[Record extracts]
□ □ □ □ □ □ □

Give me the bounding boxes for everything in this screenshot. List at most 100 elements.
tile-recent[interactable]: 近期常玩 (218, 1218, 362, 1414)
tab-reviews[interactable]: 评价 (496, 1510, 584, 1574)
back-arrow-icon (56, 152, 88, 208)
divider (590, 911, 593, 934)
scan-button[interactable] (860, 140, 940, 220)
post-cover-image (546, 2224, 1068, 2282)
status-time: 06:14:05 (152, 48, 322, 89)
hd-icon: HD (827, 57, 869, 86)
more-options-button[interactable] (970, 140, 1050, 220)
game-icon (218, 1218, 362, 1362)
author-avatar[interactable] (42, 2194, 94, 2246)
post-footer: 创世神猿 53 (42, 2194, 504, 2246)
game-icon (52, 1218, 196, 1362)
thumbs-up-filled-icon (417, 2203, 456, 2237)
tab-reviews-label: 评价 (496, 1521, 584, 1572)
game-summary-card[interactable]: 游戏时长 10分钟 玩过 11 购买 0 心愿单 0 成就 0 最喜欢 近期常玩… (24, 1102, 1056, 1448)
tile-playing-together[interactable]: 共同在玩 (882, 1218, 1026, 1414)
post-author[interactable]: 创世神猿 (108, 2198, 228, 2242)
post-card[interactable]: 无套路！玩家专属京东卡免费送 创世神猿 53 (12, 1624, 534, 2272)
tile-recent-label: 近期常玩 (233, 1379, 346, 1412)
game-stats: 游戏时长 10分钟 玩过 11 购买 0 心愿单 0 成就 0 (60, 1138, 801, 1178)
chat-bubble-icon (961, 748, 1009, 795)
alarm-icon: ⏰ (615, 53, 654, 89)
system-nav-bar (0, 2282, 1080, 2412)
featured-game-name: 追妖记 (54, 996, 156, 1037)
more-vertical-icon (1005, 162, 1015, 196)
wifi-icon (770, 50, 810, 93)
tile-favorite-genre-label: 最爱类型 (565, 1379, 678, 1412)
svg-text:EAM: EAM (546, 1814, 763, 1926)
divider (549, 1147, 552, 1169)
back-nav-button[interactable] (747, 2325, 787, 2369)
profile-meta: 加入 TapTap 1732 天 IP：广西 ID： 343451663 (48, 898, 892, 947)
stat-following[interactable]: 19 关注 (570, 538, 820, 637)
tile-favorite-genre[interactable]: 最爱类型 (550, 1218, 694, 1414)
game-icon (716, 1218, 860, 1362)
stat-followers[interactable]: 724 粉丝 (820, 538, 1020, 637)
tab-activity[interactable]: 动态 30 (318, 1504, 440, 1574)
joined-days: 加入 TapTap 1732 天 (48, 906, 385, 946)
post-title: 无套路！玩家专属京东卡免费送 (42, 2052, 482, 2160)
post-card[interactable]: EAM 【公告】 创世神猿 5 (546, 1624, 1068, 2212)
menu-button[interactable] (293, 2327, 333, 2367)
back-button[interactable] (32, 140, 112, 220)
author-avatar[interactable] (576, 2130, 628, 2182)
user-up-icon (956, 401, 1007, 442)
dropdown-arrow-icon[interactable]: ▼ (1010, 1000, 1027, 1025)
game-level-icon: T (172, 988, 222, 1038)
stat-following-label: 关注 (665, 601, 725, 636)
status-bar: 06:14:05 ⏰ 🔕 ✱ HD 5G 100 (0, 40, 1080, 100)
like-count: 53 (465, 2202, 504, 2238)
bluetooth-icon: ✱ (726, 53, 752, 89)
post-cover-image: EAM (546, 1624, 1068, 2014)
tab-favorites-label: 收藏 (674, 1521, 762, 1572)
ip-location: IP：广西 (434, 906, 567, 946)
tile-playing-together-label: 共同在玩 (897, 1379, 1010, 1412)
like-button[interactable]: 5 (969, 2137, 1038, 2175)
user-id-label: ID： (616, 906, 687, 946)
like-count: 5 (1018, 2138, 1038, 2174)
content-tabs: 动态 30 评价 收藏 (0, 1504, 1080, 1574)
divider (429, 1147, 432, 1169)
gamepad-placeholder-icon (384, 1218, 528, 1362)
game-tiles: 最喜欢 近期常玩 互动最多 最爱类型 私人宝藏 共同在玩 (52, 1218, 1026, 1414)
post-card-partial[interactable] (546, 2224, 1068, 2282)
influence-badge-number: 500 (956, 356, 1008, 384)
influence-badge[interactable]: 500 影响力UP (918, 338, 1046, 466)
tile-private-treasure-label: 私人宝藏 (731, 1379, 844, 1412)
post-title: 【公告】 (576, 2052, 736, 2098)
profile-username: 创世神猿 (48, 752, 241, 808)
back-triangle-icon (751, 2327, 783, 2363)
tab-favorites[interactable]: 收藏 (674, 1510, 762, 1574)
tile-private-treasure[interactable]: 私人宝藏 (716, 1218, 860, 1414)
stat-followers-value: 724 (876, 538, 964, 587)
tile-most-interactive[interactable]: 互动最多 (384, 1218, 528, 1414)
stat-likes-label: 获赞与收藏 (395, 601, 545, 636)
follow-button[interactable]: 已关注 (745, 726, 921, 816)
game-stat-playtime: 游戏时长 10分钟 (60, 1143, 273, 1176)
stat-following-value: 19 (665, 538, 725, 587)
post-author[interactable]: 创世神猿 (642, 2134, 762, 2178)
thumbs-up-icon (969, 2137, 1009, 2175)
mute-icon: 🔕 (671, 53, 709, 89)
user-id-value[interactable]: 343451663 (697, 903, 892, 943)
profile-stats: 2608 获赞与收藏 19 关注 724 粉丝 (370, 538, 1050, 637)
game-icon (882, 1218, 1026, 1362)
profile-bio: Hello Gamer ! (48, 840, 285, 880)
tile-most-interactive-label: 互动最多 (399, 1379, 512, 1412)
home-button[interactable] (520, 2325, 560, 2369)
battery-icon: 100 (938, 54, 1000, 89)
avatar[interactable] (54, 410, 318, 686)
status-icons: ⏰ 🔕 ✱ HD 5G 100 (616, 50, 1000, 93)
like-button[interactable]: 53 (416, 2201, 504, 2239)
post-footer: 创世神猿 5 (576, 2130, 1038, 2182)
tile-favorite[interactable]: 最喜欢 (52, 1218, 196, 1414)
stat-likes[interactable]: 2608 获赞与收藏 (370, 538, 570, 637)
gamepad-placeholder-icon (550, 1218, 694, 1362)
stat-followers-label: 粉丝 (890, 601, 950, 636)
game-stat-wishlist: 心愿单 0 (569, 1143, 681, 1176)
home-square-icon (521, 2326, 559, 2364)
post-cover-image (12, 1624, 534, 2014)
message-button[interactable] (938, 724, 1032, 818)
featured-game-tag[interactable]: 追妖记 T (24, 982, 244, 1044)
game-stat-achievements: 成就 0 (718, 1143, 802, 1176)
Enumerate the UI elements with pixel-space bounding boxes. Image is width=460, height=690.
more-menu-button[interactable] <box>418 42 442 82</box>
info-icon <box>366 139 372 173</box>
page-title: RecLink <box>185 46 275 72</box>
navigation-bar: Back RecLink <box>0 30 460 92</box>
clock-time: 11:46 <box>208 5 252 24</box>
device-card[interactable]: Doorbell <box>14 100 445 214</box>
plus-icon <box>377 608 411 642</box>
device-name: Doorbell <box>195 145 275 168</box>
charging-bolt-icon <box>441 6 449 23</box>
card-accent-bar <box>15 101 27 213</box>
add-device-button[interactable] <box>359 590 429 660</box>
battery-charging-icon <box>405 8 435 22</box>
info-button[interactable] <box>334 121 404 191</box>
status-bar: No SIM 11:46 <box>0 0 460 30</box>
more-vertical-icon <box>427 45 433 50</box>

□ □ □ □ □ □ □

[Brief] Rewrite the material from its start through the line holding "more-options-button[interactable] (970, 140, 1050, 220)", inclusive, substituting "qr-scan-button" for "scan-button" and leaving everything else unchanged.

[Response to this task]
Give me the bounding boxes for everything in this screenshot. List at most 100 elements.
tile-recent[interactable]: 近期常玩 (218, 1218, 362, 1414)
tab-reviews[interactable]: 评价 (496, 1510, 584, 1574)
back-arrow-icon (56, 152, 88, 208)
divider (590, 911, 593, 934)
qr-scan-button[interactable] (860, 140, 940, 220)
post-cover-image (546, 2224, 1068, 2282)
status-time: 06:14:05 (152, 48, 322, 89)
hd-icon: HD (827, 57, 869, 86)
more-options-button[interactable] (970, 140, 1050, 220)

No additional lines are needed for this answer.